-- START DATASET EXCERPTS --

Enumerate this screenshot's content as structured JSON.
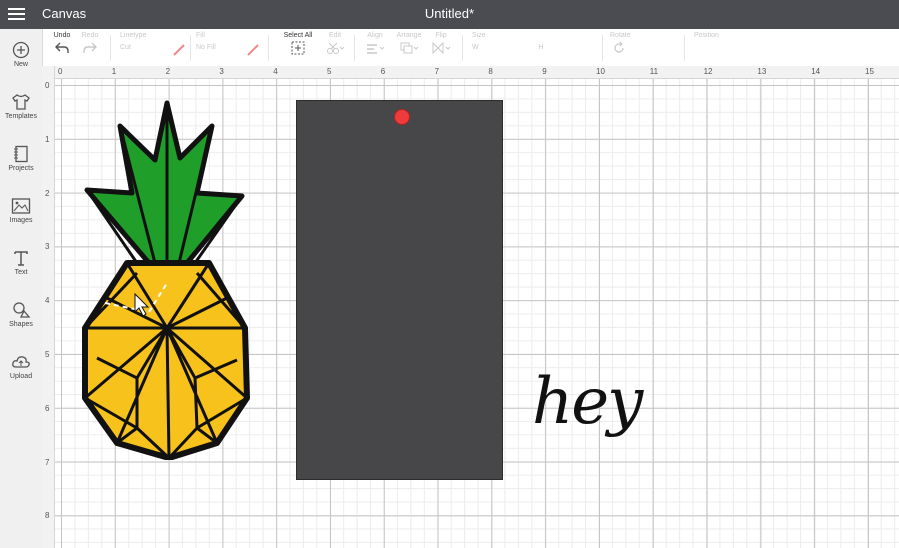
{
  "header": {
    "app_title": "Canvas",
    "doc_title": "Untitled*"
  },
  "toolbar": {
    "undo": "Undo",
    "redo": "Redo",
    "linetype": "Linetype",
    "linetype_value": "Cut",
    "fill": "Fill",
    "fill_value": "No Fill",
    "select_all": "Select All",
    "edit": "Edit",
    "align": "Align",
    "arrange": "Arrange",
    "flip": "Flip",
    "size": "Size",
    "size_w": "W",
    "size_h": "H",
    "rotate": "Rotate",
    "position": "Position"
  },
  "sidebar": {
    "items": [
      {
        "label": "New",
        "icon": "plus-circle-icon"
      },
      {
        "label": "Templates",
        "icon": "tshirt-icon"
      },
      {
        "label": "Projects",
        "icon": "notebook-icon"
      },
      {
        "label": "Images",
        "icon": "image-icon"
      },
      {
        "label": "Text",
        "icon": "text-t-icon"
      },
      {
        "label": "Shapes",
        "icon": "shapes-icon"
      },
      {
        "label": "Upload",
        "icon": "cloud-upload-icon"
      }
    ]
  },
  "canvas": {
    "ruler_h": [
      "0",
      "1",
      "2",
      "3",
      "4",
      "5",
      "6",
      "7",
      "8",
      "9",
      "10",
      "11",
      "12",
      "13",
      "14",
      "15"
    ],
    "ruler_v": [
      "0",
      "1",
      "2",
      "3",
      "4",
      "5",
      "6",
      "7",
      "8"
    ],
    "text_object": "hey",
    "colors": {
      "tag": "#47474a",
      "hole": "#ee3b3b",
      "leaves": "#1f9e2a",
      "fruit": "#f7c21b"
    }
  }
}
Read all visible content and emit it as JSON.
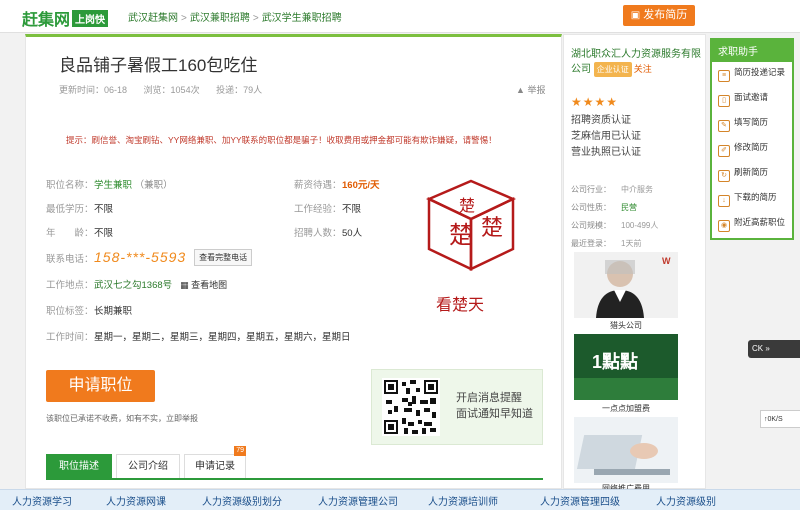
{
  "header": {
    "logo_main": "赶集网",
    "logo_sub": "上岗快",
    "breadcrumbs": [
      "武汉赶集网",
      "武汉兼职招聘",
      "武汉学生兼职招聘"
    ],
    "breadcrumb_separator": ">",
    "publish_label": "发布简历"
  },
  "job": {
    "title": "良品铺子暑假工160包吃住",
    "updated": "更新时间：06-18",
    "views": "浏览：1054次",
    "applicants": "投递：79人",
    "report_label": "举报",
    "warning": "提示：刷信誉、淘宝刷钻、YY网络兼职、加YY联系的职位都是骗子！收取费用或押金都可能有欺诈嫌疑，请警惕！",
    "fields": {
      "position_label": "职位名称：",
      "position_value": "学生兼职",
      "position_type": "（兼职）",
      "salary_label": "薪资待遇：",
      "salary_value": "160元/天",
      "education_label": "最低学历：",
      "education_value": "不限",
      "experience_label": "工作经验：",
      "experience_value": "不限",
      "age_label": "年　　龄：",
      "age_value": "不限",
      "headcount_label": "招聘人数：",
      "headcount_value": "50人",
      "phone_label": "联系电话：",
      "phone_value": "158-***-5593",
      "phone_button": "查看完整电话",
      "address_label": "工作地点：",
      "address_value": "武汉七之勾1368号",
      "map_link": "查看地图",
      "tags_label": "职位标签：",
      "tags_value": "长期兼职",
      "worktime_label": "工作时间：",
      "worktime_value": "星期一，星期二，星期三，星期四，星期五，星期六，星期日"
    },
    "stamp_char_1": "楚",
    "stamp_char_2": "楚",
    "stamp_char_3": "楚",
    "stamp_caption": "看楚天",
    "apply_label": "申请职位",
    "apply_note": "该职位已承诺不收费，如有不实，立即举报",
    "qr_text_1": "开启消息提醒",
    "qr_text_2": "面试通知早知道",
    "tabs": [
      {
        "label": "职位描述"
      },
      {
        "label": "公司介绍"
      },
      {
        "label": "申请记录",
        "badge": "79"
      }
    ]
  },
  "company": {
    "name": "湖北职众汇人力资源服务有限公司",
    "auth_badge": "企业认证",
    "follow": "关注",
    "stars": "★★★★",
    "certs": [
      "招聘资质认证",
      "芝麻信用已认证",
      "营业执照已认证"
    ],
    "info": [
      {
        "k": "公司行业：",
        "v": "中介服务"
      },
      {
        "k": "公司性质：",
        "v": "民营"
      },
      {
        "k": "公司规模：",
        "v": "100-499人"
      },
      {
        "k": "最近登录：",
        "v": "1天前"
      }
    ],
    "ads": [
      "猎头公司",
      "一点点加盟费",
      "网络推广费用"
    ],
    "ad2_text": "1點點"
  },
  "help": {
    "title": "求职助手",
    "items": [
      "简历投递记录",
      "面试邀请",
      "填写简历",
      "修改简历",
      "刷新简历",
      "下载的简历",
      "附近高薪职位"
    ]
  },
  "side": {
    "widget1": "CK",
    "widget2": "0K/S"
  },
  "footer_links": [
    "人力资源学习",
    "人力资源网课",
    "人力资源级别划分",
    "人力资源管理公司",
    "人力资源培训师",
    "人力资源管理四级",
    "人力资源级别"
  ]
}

-- END DATASET EXCERPTS --

→ WHAT THE TASK ASKS
In the listing above, locate each line with "icon" and copy it.

→ RESULT BELOW
        "icon": "plus-circle-icon"
        "icon": "tshirt-icon"
        "icon": "notebook-icon"
        "icon": "image-icon"
        "icon": "text-t-icon"
        "icon": "shapes-icon"
        "icon": "cloud-upload-icon"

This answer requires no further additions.